TASK STATEMENT:
Transcribe the text on topical content trends from "Author Steven Berlin" up to and including "be found here.".
[Start TEXT EXCERPT]
Improve quality content/Opportunities to expand content - topical

Important trends

There are several important trends that are changing the ways that topical content is created and consumed. These include:

  • Social media tools providing new ways for people to share real-time information and news
  • The rise of citizen and participatory journalism and hyper-local reporting


Thus, the topical end of the content landscape is changing in important ways. Users are gaining more control over the creation and consumption of news and other local information, and a new media ecosystem is emerging that combines news, data, and direct opinion. And all of this may be happening at the expense of traditional media outlets, who appear to be losing their dominant position in an increasingly fragmented arena. In a recent blogpost, Jose Antonio Vargas (the Technology and Innovations editor for The Huffington Post) explained it this way: "Yes, news is still about accuracy and fairness, about shoe-leather, on-the-ground reporting, about facts speaking for themselves. But news in this social networking, here-comes-everybody era is also about connection, conversation and community. News is connection: you, the reader, can connect with the content on the screen, be it text, audio or video, or a mash-up of all three. News is conversation: an article is not the final product but merely the beginning of a conversation -- and you, the reader, can add to it, question it, pass it around within your own online social networks. News is community: when you visit a news site, you must feel like you're a part of that digital news hub." [1]


Author Steven Berlin Johnson offered his take on this changing landscape in a recent speech he gave at the South by Southwest Interactive Festival. As he explained, this new media ecosystem will result in "more content, not less; more information, more analysis, more precision, (and) a wider range of niches covered." His entire speech, as well as a very interesting framework for how he thinks about this ecosystem, can be found here.
[End TEXT EXCERPT]
[Start SUPPLIED MATERIAL]
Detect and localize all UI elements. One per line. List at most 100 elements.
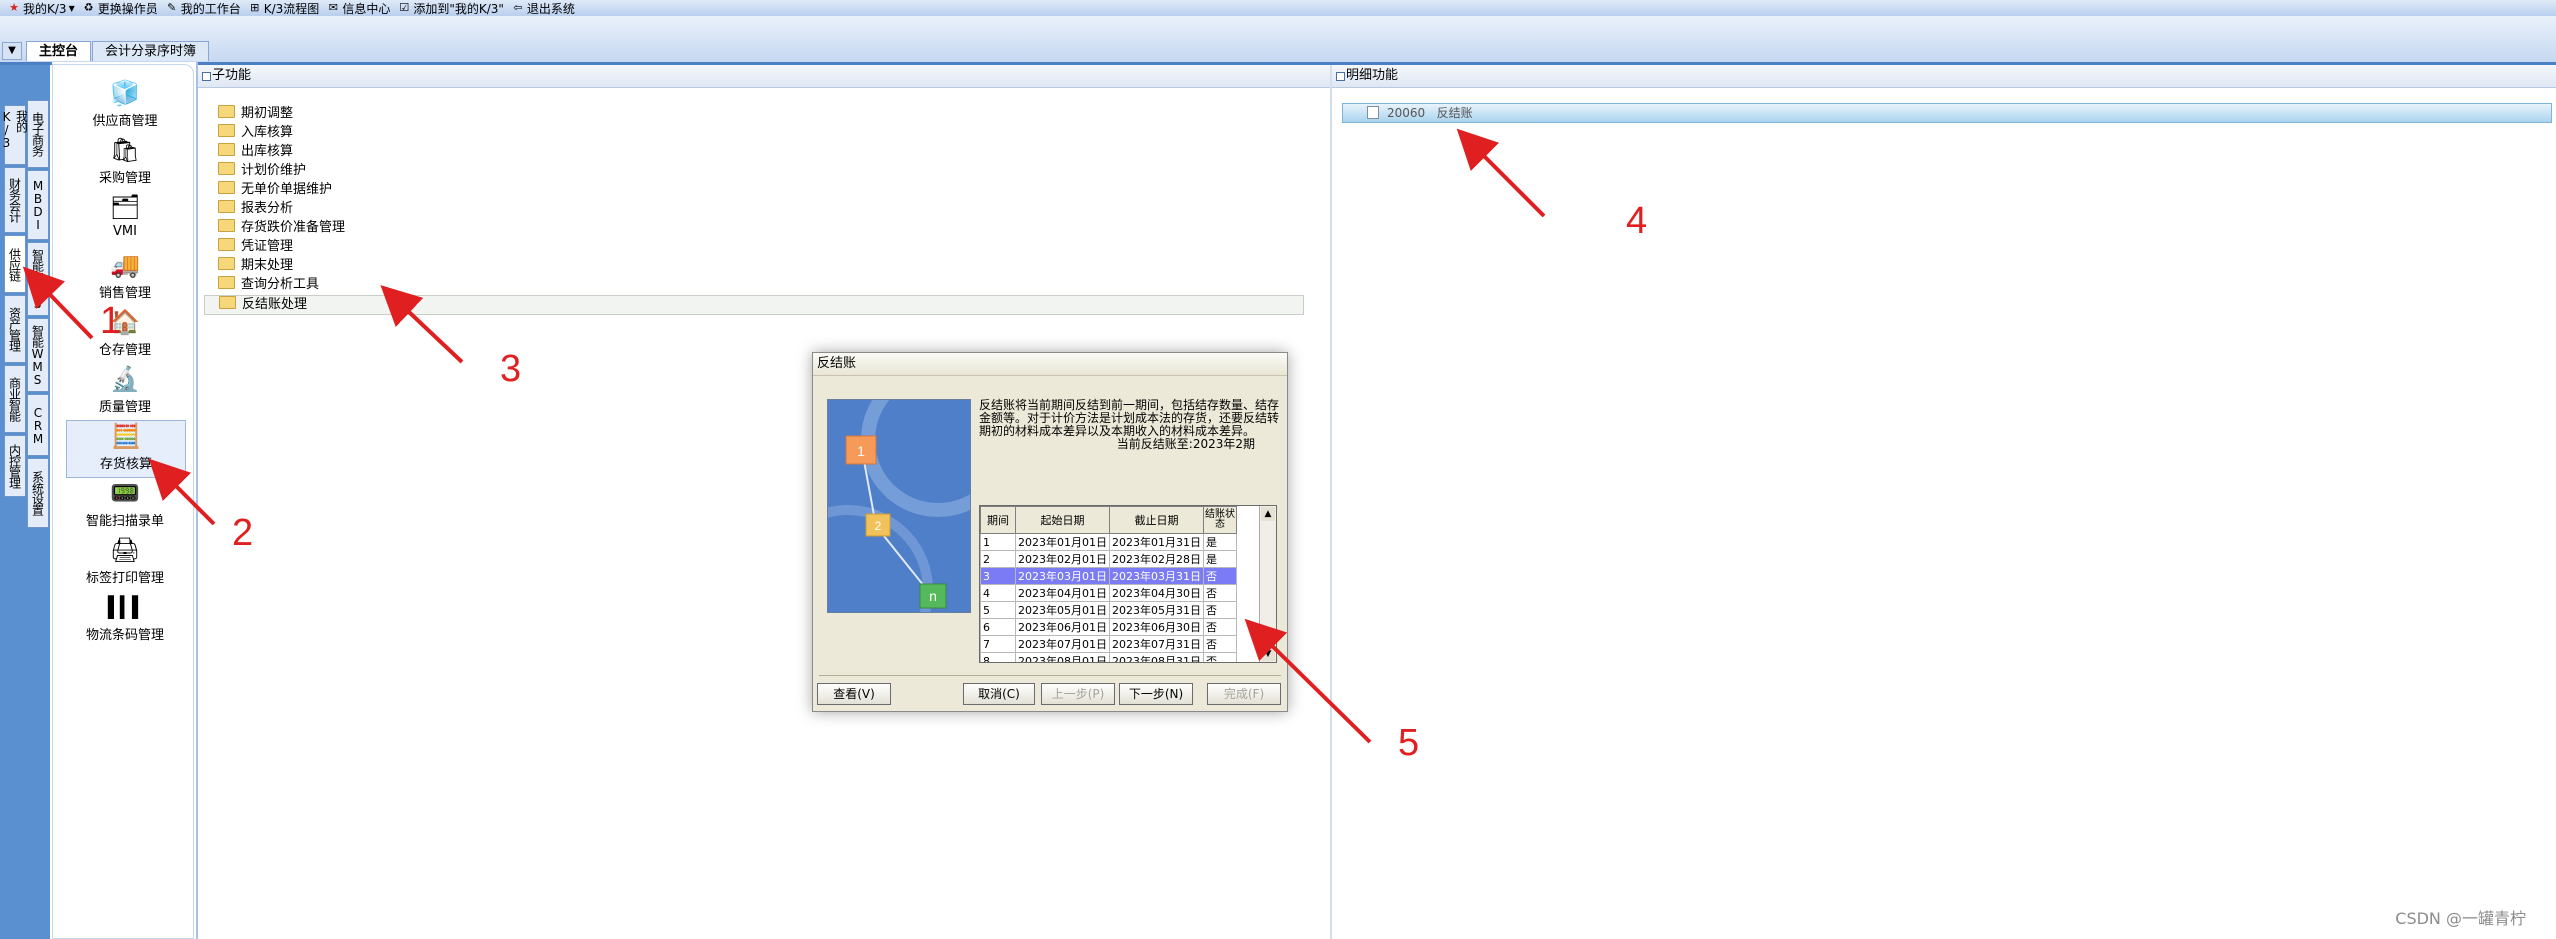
[End SUPPLIED MATERIAL]
CORRECT OUTPUT:
Author Steven Berlin Johnson offered his take on this changing landscape in a recent speech he gave at the South by Southwest Interactive Festival. As he explained, this new media ecosystem will result in "more content, not less; more information, more analysis, more precision, (and) a wider range of niches covered." His entire speech, as well as a very interesting framework for how he thinks about this ecosystem, can be found here.